Input rows start

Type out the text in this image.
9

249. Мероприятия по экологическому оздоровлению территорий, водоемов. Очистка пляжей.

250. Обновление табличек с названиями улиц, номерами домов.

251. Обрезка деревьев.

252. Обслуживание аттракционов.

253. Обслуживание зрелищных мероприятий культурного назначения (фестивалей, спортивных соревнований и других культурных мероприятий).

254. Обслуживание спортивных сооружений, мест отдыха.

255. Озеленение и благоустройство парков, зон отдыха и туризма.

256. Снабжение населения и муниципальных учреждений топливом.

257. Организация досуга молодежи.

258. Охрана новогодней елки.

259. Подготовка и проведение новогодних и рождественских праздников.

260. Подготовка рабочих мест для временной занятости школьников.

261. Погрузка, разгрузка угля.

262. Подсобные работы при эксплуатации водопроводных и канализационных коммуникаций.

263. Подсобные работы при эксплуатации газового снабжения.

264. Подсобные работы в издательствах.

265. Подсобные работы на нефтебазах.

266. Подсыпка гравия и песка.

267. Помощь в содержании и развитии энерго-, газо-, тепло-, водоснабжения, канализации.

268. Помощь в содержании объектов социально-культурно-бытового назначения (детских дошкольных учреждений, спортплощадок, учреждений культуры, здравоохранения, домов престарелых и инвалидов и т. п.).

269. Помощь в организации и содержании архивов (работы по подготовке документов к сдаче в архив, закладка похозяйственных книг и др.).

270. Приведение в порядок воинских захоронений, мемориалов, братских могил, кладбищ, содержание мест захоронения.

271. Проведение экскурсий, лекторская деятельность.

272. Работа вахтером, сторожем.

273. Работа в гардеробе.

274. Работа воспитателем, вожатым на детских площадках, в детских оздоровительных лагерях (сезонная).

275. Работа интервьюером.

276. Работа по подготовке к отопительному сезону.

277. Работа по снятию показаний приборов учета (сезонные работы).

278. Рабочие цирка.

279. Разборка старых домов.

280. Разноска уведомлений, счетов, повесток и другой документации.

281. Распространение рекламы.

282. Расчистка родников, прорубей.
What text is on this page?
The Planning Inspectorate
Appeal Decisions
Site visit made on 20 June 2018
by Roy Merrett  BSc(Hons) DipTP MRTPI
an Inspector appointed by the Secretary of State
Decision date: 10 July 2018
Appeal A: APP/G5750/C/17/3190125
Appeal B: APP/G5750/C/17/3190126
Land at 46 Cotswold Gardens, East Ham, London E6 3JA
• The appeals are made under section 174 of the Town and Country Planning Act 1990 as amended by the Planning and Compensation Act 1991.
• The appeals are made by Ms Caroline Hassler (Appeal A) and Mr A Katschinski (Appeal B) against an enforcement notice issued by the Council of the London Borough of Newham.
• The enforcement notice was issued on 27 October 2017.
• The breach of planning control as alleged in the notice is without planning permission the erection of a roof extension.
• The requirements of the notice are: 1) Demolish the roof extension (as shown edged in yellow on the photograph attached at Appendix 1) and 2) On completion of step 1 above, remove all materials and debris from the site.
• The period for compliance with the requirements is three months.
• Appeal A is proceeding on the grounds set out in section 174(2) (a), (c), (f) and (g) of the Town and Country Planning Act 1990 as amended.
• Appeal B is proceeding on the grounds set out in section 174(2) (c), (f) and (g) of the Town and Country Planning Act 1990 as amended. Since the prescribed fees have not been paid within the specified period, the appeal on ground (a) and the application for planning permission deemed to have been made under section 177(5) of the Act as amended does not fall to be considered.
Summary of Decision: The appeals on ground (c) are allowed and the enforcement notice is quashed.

Input rows end

Set exercise:
Write out every entry verbatim.

Solved exercise:
Type out the text in this image.
9

249. Мероприятия по экологическому оздоровлению территорий, водоемов. Очистка пляжей.

250. Обновление табличек с названиями улиц, номерами домов.

251. Обрезка деревьев.

252. Обслуживание аттракционов.

253. Обслуживание зрелищных мероприятий культурного назначения (фестивалей, спортивных соревнований и других культурных мероприятий).

254. Обслуживание спортивных сооружений, мест отдыха.

255. Озеленение и благоустройство парков, зон отдыха и туризма.

256. Снабжение населения и муниципальных учреждений топливом.

257. Организация досуга молодежи.

258. Охрана новогодней елки.

259. Подготовка и проведение новогодних и рождественских праздников.

260. Подготовка рабочих мест для временной занятости школьников.

261. Погрузка, разгрузка угля.

262. Подсобные работы при эксплуатации водопроводных и канализационных коммуникаций.

263. Подсобные работы при эксплуатации газового снабжения.

264. Подсобные работы в издательствах.

265. Подсобные работы на нефтебазах.

266. Подсыпка гравия и песка.

267. Помощь в содержании и развитии энерго-, газо-, тепло-, водоснабжения, канализации.

268. Помощь в содержании объектов социально-культурно-бытового назначения (детских дошкольных учреждений, спортплощадок, учреждений культуры, здравоохранения, домов престарелых и инвалидов и т. п.).

269. Помощь в организации и содержании архивов (работы по подготовке документов к сдаче в архив, закладка похозяйственных книг и др.).

270. Приведение в порядок воинских захоронений, мемориалов, братских могил, кладбищ, содержание мест захоронения.

271. Проведение экскурсий, лекторская деятельность.

272. Работа вахтером, сторожем.

273. Работа в гардеробе.

274. Работа воспитателем, вожатым на детских площадках, в детских оздоровительных лагерях (сезонная).

275. Работа интервьюером.

276. Работа по подготовке к отопительному сезону.

277. Работа по снятию показаний приборов учета (сезонные работы).

278. Рабочие цирка.

279. Разборка старых домов.

280. Разноска уведомлений, счетов, повесток и другой документации.

281. Распространение рекламы.

282. Расчистка родников, прорубей.
What text is on this page?
The Planning Inspectorate
Appeal Decisions
Site visit made on 20 June 2018
by Roy Merrett  BSc(Hons) DipTP MRTPI
an Inspector appointed by the Secretary of State
Decision date: 10 July 2018
Appeal A: APP/G5750/C/17/3190125
Appeal B: APP/G5750/C/17/3190126
Land at 46 Cotswold Gardens, East Ham, London E6 3JA
• The appeals are made under section 174 of the Town and Country Planning Act 1990 as amended by the Planning and Compensation Act 1991.
• The appeals are made by Ms Caroline Hassler (Appeal A) and Mr A Katschinski (Appeal B) against an enforcement notice issued by the Council of the London Borough of Newham.
• The enforcement notice was issued on 27 October 2017.
• The breach of planning control as alleged in the notice is without planning permission the erection of a roof extension.
• The requirements of the notice are: 1) Demolish the roof extension (as shown edged in yellow on the photograph attached at Appendix 1) and 2) On completion of step 1 above, remove all materials and debris from the site.
• The period for compliance with the requirements is three months.
• Appeal A is proceeding on the grounds set out in section 174(2) (a), (c), (f) and (g) of the Town and Country Planning Act 1990 as amended.
• Appeal B is proceeding on the grounds set out in section 174(2) (c), (f) and (g) of the Town and Country Planning Act 1990 as amended. Since the prescribed fees have not been paid within the specified period, the appeal on ground (a) and the application for planning permission deemed to have been made under section 177(5) of the Act as amended does not fall to be considered.
Summary of Decision: The appeals on ground (c) are allowed and the enforcement notice is quashed.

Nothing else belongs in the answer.